_Record excerpts_
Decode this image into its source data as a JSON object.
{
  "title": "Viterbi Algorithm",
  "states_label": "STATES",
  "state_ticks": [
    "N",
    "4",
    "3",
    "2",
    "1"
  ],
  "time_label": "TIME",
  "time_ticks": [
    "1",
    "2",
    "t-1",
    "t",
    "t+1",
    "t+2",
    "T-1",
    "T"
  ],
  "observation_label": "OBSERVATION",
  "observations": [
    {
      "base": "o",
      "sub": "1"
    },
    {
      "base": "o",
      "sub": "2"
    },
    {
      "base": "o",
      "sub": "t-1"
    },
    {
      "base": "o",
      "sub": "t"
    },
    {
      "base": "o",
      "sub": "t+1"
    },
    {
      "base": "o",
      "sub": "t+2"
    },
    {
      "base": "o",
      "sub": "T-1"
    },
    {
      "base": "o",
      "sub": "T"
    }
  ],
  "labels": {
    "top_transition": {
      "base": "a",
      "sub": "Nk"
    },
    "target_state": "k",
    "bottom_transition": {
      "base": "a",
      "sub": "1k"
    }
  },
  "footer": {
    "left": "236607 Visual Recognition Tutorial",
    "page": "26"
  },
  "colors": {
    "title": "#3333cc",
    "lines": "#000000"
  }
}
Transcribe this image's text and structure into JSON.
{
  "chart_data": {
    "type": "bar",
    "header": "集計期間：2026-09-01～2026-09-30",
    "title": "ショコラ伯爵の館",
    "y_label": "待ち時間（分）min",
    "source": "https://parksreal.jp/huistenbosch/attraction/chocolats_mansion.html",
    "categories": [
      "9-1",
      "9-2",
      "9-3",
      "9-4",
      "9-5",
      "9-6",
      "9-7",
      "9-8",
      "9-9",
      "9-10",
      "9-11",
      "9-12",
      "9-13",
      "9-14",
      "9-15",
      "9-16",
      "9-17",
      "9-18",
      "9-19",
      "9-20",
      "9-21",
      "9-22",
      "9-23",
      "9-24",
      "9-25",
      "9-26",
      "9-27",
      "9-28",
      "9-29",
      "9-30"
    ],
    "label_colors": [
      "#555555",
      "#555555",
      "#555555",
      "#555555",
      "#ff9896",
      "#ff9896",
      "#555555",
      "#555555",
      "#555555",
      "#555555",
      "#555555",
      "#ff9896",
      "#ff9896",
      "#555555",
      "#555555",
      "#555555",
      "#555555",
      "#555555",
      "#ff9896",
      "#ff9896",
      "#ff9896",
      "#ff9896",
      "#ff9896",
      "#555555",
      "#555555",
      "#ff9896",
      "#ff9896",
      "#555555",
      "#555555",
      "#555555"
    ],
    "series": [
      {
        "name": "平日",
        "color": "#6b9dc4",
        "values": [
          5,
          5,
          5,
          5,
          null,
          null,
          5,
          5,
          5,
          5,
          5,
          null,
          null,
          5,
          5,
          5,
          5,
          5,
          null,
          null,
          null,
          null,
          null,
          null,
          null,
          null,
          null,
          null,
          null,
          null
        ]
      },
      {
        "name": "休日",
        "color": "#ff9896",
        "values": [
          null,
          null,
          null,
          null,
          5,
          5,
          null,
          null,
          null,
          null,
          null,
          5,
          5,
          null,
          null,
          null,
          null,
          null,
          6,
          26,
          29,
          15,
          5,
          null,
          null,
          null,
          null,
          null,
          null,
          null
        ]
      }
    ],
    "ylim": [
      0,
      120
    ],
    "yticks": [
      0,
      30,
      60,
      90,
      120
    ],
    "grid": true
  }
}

_What you have to do_
Copy out every line holding the string "this".

_Task result_
Decode this image into its source data as a JSON object.
Transcribe this image's text and structure into JSON.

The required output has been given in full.